__Exercise material__
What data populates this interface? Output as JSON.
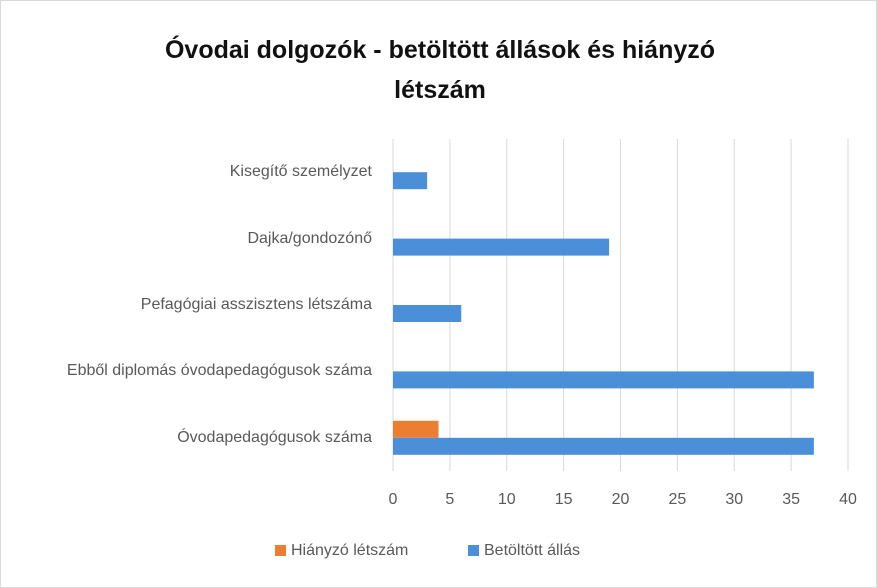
{
  "chart_data": {
    "type": "hbar",
    "title": "Óvodai dolgozók - betöltött állások és hiányzó létszám",
    "categories": [
      "Kisegítő személyzet",
      "Dajka/gondozónő",
      "Pefagógiai asszisztens létszáma",
      "Ebből diplomás óvodapedagógusok száma",
      "Óvodapedagógusok száma"
    ],
    "series": [
      {
        "name": "Hiányzó létszám",
        "color": "#ed7d31",
        "values": [
          0,
          0,
          0,
          0,
          4
        ]
      },
      {
        "name": "Betöltött állás",
        "color": "#4a8fd8",
        "values": [
          3,
          19,
          6,
          37,
          37
        ]
      }
    ],
    "xlim": [
      0,
      40
    ],
    "xticks": [
      0,
      5,
      10,
      15,
      20,
      25,
      30,
      35,
      40
    ],
    "grid": true,
    "legend": "bottom"
  }
}
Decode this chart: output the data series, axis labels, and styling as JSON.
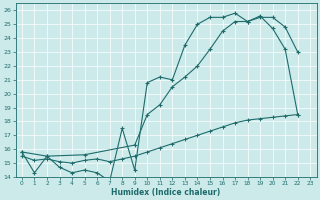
{
  "xlabel": "Humidex (Indice chaleur)",
  "xlim": [
    -0.5,
    23.5
  ],
  "ylim": [
    14,
    26.5
  ],
  "yticks": [
    14,
    15,
    16,
    17,
    18,
    19,
    20,
    21,
    22,
    23,
    24,
    25,
    26
  ],
  "xticks": [
    0,
    1,
    2,
    3,
    4,
    5,
    6,
    7,
    8,
    9,
    10,
    11,
    12,
    13,
    14,
    15,
    16,
    17,
    18,
    19,
    20,
    21,
    22,
    23
  ],
  "bg_color": "#cceaea",
  "line_color": "#1e6b6b",
  "curve_zigzag": {
    "x": [
      0,
      1,
      2,
      3,
      4,
      5,
      6,
      7,
      8,
      9,
      10,
      11,
      12,
      13,
      14,
      15,
      16,
      17,
      18,
      19,
      20,
      21,
      22
    ],
    "y": [
      15.8,
      14.3,
      15.5,
      14.7,
      14.3,
      14.5,
      14.3,
      13.7,
      17.5,
      14.5,
      20.8,
      21.2,
      21.0,
      23.5,
      25.0,
      25.5,
      25.5,
      25.8,
      25.2,
      25.6,
      24.7,
      23.2,
      18.5
    ]
  },
  "curve_smooth": {
    "x": [
      0,
      2,
      5,
      9,
      10,
      11,
      12,
      13,
      14,
      15,
      16,
      17,
      18,
      19,
      20,
      21,
      22
    ],
    "y": [
      15.8,
      15.5,
      15.6,
      16.3,
      18.5,
      19.2,
      20.5,
      21.2,
      22.0,
      23.2,
      24.5,
      25.2,
      25.2,
      25.5,
      25.5,
      24.8,
      23.0
    ]
  },
  "curve_flat": {
    "x": [
      0,
      1,
      2,
      3,
      4,
      5,
      6,
      7,
      8,
      9,
      10,
      11,
      12,
      13,
      14,
      15,
      16,
      17,
      18,
      19,
      20,
      21,
      22
    ],
    "y": [
      15.5,
      15.2,
      15.3,
      15.1,
      15.0,
      15.2,
      15.3,
      15.1,
      15.3,
      15.5,
      15.8,
      16.1,
      16.4,
      16.7,
      17.0,
      17.3,
      17.6,
      17.9,
      18.1,
      18.2,
      18.3,
      18.4,
      18.5
    ]
  }
}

__Requirement__
Show the lines from the data above that contain the string "series".

__Response to this exercise__
    "series": [
Decode this chart: output the data series, axis labels, and styling as JSON.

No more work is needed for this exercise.